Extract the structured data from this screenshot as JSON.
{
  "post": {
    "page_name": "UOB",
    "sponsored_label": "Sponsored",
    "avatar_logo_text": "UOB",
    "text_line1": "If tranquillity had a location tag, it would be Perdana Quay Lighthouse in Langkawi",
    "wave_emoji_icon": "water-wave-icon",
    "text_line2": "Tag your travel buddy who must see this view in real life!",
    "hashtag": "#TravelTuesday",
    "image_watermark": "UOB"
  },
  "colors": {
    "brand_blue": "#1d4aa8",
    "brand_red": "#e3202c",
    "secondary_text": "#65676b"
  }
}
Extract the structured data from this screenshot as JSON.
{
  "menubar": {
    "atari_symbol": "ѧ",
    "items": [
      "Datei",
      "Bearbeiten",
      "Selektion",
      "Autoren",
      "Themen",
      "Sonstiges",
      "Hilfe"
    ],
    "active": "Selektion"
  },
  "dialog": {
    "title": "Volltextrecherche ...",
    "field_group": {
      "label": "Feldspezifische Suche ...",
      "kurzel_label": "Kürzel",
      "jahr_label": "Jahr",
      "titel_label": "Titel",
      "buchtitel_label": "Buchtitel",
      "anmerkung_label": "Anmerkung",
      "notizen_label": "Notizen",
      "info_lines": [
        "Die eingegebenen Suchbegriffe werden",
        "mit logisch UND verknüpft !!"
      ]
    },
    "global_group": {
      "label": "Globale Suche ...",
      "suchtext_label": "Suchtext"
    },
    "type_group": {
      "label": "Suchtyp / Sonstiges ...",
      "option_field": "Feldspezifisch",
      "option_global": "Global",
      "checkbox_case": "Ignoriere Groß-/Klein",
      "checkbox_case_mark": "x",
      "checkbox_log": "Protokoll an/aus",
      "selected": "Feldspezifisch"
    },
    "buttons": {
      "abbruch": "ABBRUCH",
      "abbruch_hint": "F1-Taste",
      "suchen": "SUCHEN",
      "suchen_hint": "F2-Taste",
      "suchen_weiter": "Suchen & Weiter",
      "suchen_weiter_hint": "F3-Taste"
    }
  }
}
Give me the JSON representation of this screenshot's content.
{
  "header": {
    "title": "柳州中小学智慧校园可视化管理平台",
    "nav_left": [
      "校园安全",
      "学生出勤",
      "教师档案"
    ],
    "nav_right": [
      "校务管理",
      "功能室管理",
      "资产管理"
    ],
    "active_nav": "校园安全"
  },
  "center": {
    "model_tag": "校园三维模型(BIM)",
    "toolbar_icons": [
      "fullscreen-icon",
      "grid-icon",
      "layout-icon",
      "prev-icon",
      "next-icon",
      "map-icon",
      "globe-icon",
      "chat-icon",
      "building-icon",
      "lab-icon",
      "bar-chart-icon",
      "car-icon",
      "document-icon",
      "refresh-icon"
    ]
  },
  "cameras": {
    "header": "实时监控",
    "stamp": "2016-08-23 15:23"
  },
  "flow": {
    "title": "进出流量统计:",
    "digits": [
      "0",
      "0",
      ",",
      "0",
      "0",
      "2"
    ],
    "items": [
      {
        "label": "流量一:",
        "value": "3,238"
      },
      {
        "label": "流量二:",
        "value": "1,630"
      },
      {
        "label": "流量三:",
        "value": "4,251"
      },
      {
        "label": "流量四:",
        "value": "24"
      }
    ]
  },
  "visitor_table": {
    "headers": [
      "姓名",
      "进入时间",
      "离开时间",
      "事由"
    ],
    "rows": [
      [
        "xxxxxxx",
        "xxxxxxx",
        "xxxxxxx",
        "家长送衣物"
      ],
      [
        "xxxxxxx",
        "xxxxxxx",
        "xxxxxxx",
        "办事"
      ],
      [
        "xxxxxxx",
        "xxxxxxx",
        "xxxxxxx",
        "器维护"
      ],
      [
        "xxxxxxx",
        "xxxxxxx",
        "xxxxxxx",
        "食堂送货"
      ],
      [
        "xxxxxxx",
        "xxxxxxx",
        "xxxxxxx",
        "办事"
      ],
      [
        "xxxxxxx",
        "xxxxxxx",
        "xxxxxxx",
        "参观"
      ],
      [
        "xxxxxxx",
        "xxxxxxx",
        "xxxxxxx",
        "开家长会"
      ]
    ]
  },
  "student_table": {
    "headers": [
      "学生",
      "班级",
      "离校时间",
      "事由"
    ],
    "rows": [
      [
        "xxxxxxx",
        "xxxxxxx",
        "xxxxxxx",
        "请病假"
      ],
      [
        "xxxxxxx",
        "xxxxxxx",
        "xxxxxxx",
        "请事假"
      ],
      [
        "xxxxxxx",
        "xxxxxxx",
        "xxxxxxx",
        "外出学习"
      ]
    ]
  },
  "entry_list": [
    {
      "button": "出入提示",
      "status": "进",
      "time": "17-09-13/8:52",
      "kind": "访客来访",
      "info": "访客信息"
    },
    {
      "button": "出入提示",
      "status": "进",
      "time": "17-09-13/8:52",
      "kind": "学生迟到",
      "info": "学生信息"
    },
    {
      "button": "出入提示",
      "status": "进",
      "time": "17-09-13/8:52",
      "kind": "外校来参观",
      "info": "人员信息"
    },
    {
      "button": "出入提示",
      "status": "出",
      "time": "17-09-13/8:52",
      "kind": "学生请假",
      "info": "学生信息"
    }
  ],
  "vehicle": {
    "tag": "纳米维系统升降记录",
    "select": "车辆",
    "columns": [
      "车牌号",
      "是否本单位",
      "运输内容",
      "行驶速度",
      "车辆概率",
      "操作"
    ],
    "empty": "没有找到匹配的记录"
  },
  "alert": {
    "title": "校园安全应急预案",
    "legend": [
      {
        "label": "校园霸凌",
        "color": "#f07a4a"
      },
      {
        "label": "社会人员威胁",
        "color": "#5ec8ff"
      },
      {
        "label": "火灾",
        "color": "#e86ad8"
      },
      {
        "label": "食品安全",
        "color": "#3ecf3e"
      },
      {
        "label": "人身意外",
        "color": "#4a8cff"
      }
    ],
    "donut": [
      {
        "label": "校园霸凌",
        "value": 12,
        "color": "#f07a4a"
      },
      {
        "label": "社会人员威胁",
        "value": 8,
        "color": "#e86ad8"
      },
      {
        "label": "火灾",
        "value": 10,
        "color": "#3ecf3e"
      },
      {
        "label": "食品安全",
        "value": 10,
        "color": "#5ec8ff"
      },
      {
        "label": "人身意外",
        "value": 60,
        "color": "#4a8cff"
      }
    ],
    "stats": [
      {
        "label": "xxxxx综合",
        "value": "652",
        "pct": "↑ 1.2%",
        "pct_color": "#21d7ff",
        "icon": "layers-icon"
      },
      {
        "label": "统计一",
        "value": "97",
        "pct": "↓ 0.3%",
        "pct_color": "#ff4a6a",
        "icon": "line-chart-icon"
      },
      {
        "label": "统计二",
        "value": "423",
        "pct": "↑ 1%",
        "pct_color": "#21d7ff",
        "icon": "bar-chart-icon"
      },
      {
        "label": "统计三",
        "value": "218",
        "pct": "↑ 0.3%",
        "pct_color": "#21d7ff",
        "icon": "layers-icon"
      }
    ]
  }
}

• **To do**
Go through the listing above and list every line that has the word "title".

• **Correct output**
    "title": "Volltextrecherche ...",
    "title": "柳州中小学智慧校园可视化管理平台",
    "title": "进出流量统计:",
    "title": "校园安全应急预案",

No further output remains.